### Data lines
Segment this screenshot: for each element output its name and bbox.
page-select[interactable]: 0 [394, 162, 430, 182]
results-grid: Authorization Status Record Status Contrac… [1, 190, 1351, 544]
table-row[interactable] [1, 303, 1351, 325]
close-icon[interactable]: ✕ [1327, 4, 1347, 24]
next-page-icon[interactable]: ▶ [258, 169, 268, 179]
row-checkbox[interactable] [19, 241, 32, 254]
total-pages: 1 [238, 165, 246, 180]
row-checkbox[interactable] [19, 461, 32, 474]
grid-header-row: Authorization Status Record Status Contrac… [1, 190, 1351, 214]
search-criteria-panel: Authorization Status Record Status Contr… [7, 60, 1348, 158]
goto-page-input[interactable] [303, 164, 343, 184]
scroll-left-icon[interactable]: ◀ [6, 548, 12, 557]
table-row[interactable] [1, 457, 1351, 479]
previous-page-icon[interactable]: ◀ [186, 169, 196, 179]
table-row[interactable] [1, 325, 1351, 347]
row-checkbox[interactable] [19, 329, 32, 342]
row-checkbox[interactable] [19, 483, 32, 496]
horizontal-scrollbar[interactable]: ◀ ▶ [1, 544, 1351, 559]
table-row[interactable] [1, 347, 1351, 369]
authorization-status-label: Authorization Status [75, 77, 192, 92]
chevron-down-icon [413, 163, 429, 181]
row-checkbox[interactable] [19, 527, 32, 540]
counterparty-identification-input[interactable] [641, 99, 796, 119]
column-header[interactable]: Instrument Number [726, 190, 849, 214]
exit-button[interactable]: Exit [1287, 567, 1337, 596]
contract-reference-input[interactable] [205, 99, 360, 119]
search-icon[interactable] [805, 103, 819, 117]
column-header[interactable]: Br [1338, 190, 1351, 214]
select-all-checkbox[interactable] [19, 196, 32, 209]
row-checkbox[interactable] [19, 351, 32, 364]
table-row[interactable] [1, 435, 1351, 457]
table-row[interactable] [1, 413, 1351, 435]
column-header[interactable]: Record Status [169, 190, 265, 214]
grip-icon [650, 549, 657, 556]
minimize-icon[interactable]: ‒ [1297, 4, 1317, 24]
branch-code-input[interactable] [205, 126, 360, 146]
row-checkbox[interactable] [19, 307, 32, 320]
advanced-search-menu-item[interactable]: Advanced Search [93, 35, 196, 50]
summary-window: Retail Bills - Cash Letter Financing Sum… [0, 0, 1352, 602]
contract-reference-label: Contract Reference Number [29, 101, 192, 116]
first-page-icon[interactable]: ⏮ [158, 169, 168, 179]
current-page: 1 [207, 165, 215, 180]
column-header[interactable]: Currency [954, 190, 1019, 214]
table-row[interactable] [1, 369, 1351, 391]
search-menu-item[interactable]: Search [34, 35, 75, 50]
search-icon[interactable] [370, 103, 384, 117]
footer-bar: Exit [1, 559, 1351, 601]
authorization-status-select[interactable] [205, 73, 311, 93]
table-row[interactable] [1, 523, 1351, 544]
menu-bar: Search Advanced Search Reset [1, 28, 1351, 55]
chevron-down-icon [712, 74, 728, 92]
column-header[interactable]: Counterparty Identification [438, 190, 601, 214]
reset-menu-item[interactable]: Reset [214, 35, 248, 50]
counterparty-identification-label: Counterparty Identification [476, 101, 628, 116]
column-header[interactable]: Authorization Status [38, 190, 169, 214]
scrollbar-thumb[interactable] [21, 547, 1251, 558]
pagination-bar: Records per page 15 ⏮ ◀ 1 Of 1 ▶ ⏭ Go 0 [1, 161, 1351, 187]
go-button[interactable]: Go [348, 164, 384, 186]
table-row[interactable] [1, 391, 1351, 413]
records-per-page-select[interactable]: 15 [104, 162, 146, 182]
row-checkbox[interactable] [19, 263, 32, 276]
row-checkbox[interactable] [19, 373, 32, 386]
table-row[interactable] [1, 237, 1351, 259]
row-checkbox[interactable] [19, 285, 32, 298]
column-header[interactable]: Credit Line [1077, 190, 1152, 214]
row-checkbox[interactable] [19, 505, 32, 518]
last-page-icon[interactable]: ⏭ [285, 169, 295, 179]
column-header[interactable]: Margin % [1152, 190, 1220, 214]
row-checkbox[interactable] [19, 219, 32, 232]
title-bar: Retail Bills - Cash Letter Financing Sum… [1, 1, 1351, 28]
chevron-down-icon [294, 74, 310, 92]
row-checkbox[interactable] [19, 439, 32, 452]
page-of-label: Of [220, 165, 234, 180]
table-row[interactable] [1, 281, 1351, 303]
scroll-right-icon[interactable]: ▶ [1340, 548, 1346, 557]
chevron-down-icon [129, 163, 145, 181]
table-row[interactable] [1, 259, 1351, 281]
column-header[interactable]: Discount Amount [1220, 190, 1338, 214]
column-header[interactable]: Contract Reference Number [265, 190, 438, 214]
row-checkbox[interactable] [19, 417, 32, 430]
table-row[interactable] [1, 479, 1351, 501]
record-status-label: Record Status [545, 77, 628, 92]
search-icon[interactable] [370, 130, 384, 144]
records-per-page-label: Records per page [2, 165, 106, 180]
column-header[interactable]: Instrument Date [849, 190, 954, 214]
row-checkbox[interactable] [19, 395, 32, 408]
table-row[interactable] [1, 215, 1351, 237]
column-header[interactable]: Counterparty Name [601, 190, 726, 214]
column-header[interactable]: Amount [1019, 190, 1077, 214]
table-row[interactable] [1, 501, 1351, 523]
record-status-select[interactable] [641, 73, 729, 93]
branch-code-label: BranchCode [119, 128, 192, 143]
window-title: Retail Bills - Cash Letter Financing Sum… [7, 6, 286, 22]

### Your instructions
Rewrite all of the lines above, changing "Instrument Number" to "Instrument No." wherever it occurs and keeping everything else the same.

### Response
Segment this screenshot: for each element output its name and bbox.
page-select[interactable]: 0 [394, 162, 430, 182]
results-grid: Authorization Status Record Status Contrac… [1, 190, 1351, 544]
table-row[interactable] [1, 303, 1351, 325]
close-icon[interactable]: ✕ [1327, 4, 1347, 24]
next-page-icon[interactable]: ▶ [258, 169, 268, 179]
row-checkbox[interactable] [19, 241, 32, 254]
total-pages: 1 [238, 165, 246, 180]
row-checkbox[interactable] [19, 461, 32, 474]
grid-header-row: Authorization Status Record Status Contrac… [1, 190, 1351, 214]
search-criteria-panel: Authorization Status Record Status Contr… [7, 60, 1348, 158]
goto-page-input[interactable] [303, 164, 343, 184]
scroll-left-icon[interactable]: ◀ [6, 548, 12, 557]
table-row[interactable] [1, 457, 1351, 479]
previous-page-icon[interactable]: ◀ [186, 169, 196, 179]
table-row[interactable] [1, 325, 1351, 347]
row-checkbox[interactable] [19, 329, 32, 342]
row-checkbox[interactable] [19, 483, 32, 496]
horizontal-scrollbar[interactable]: ◀ ▶ [1, 544, 1351, 559]
table-row[interactable] [1, 347, 1351, 369]
authorization-status-label: Authorization Status [75, 77, 192, 92]
chevron-down-icon [413, 163, 429, 181]
row-checkbox[interactable] [19, 527, 32, 540]
counterparty-identification-input[interactable] [641, 99, 796, 119]
column-header[interactable]: Instrument No. [726, 190, 849, 214]
exit-button[interactable]: Exit [1287, 567, 1337, 596]
contract-reference-input[interactable] [205, 99, 360, 119]
search-icon[interactable] [805, 103, 819, 117]
column-header[interactable]: Br [1338, 190, 1351, 214]
select-all-checkbox[interactable] [19, 196, 32, 209]
row-checkbox[interactable] [19, 351, 32, 364]
table-row[interactable] [1, 435, 1351, 457]
table-row[interactable] [1, 413, 1351, 435]
column-header[interactable]: Record Status [169, 190, 265, 214]
grip-icon [650, 549, 657, 556]
minimize-icon[interactable]: ‒ [1297, 4, 1317, 24]
branch-code-input[interactable] [205, 126, 360, 146]
row-checkbox[interactable] [19, 307, 32, 320]
advanced-search-menu-item[interactable]: Advanced Search [93, 35, 196, 50]
summary-window: Retail Bills - Cash Letter Financing Sum… [0, 0, 1352, 602]
contract-reference-label: Contract Reference Number [29, 101, 192, 116]
first-page-icon[interactable]: ⏮ [158, 169, 168, 179]
current-page: 1 [207, 165, 215, 180]
column-header[interactable]: Currency [954, 190, 1019, 214]
table-row[interactable] [1, 369, 1351, 391]
search-menu-item[interactable]: Search [34, 35, 75, 50]
search-icon[interactable] [370, 103, 384, 117]
footer-bar: Exit [1, 559, 1351, 601]
authorization-status-select[interactable] [205, 73, 311, 93]
table-row[interactable] [1, 523, 1351, 544]
menu-bar: Search Advanced Search Reset [1, 28, 1351, 55]
chevron-down-icon [712, 74, 728, 92]
column-header[interactable]: Counterparty Identification [438, 190, 601, 214]
reset-menu-item[interactable]: Reset [214, 35, 248, 50]
counterparty-identification-label: Counterparty Identification [476, 101, 628, 116]
column-header[interactable]: Authorization Status [38, 190, 169, 214]
scrollbar-thumb[interactable] [21, 547, 1251, 558]
pagination-bar: Records per page 15 ⏮ ◀ 1 Of 1 ▶ ⏭ Go 0 [1, 161, 1351, 187]
go-button[interactable]: Go [348, 164, 384, 186]
table-row[interactable] [1, 391, 1351, 413]
records-per-page-select[interactable]: 15 [104, 162, 146, 182]
row-checkbox[interactable] [19, 263, 32, 276]
row-checkbox[interactable] [19, 373, 32, 386]
table-row[interactable] [1, 237, 1351, 259]
row-checkbox[interactable] [19, 285, 32, 298]
column-header[interactable]: Credit Line [1077, 190, 1152, 214]
row-checkbox[interactable] [19, 505, 32, 518]
last-page-icon[interactable]: ⏭ [285, 169, 295, 179]
column-header[interactable]: Margin % [1152, 190, 1220, 214]
row-checkbox[interactable] [19, 219, 32, 232]
title-bar: Retail Bills - Cash Letter Financing Sum… [1, 1, 1351, 28]
chevron-down-icon [294, 74, 310, 92]
row-checkbox[interactable] [19, 439, 32, 452]
page-of-label: Of [220, 165, 234, 180]
table-row[interactable] [1, 281, 1351, 303]
scroll-right-icon[interactable]: ▶ [1340, 548, 1346, 557]
chevron-down-icon [129, 163, 145, 181]
table-row[interactable] [1, 259, 1351, 281]
column-header[interactable]: Discount Amount [1220, 190, 1338, 214]
column-header[interactable]: Contract Reference Number [265, 190, 438, 214]
row-checkbox[interactable] [19, 417, 32, 430]
table-row[interactable] [1, 479, 1351, 501]
record-status-label: Record Status [545, 77, 628, 92]
search-icon[interactable] [370, 130, 384, 144]
records-per-page-label: Records per page [2, 165, 106, 180]
column-header[interactable]: Instrument Date [849, 190, 954, 214]
row-checkbox[interactable] [19, 395, 32, 408]
table-row[interactable] [1, 215, 1351, 237]
column-header[interactable]: Counterparty Name [601, 190, 726, 214]
column-header[interactable]: Amount [1019, 190, 1077, 214]
table-row[interactable] [1, 501, 1351, 523]
record-status-select[interactable] [641, 73, 729, 93]
branch-code-label: BranchCode [119, 128, 192, 143]
window-title: Retail Bills - Cash Letter Financing Sum… [7, 6, 286, 22]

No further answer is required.